== WHAT IS BEING ASKED ==
Give an exact copy of every line, leaving images out.

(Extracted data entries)
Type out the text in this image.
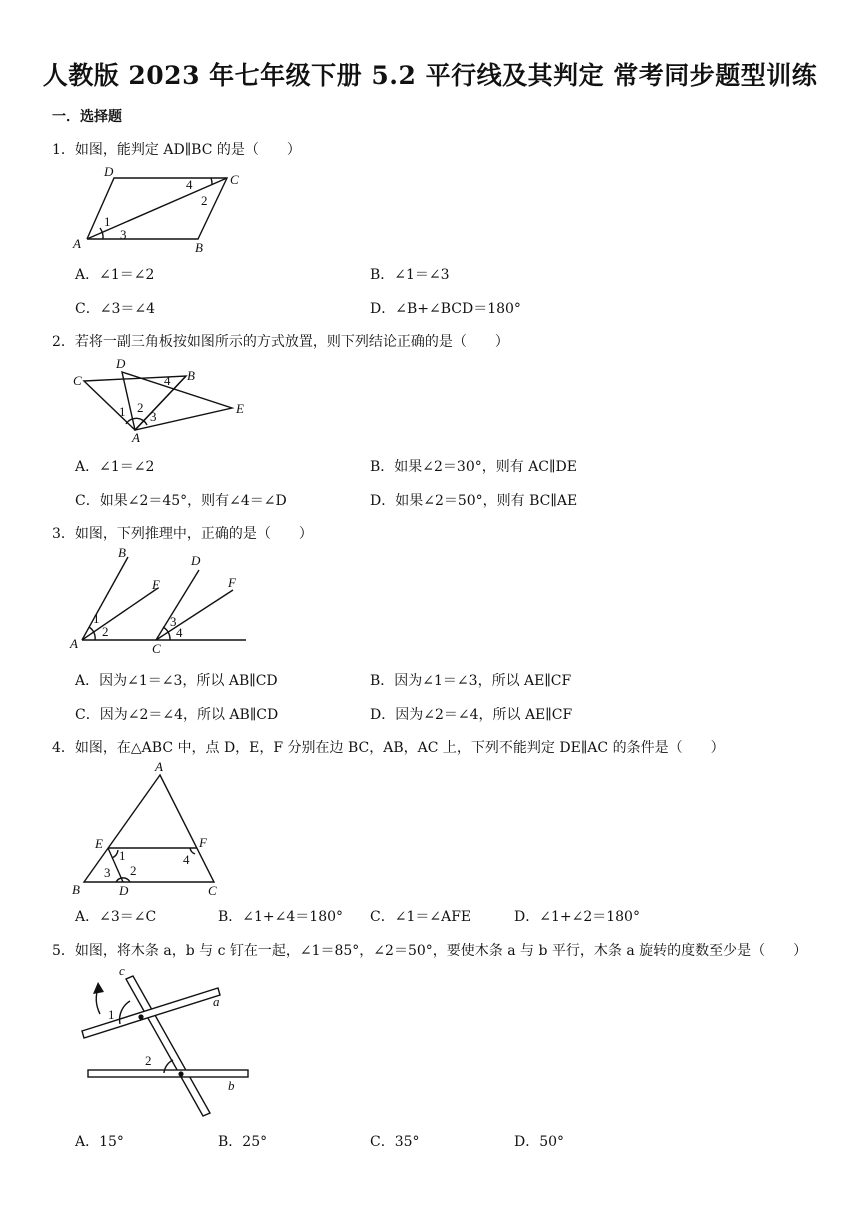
人教版 2023 年七年级下册 5.2 平行线及其判定 常考同步题型训练
一．选择题
1．如图，能判定 AD∥BC 的是（　　）
D
C
A	B
1
2
3
4
A．∠1＝∠2	B．∠1＝∠3
C．∠3＝∠4	D．∠B+∠BCD＝180°
2．若将一副三角板按如图所示的方式放置，则下列结论正确的是（　　）
D
C	B
E
A
1 2
3
4
A．∠1＝∠2	B．如果∠2＝30°，则有 AC∥DE
C．如果∠2＝45°，则有∠4＝∠D	D．如果∠2＝50°，则有 BC∥AE
3．如图，下列推理中，正确的是（　　）
B
E
D
F
A	C
1
2
3
4
A．因为∠1＝∠3，所以 AB∥CD	B．因为∠1＝∠3，所以 AE∥CF
C．因为∠2＝∠4，所以 AB∥CD	D．因为∠2＝∠4，所以 AE∥CF
4．如图，在△ABC 中，点 D，E，F 分别在边 BC，AB，AC 上，下列不能判定 DE∥AC 的条件是（　　）
A
E	F
B	D	C
1
2
3
4
A．∠3＝∠C	B．∠1+∠4＝180° C．∠1＝∠AFE	D．∠1+∠2＝180°
5．如图，将木条 a，b 与 c 钉在一起，∠1＝85°，∠2＝50°，要使木条 a 与 b 平行，木条 a 旋转的度数至少是（　　）
c
a
b
1
2
A．15°	B．25°	C．35°	D．50°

== WRITTEN SOLUTION ==
Type out the text in this image.
人教版 2023 年七年级下册 5.2 平行线及其判定 常考同步题型训练
一．选择题
1．如图，能判定 AD∥BC 的是（　　）
D
C
A	B
1
2
3
4
A．∠1＝∠2	B．∠1＝∠3
C．∠3＝∠4	D．∠B+∠BCD＝180°
2．若将一副三角板按如图所示的方式放置，则下列结论正确的是（　　）
D
C	B
E
A
1 2
3
4
A．∠1＝∠2	B．如果∠2＝30°，则有 AC∥DE
C．如果∠2＝45°，则有∠4＝∠D	D．如果∠2＝50°，则有 BC∥AE
3．如图，下列推理中，正确的是（　　）
B
E
D
F
A	C
1
2
3
4
A．因为∠1＝∠3，所以 AB∥CD	B．因为∠1＝∠3，所以 AE∥CF
C．因为∠2＝∠4，所以 AB∥CD	D．因为∠2＝∠4，所以 AE∥CF
4．如图，在△ABC 中，点 D，E，F 分别在边 BC，AB，AC 上，下列不能判定 DE∥AC 的条件是（　　）
A
E	F
B	D	C
1
2
3
4
A．∠3＝∠C	B．∠1+∠4＝180° C．∠1＝∠AFE	D．∠1+∠2＝180°
5．如图，将木条 a，b 与 c 钉在一起，∠1＝85°，∠2＝50°，要使木条 a 与 b 平行，木条 a 旋转的度数至少是（　　）
c
a
b
1
2
A．15°	B．25°	C．35°	D．50°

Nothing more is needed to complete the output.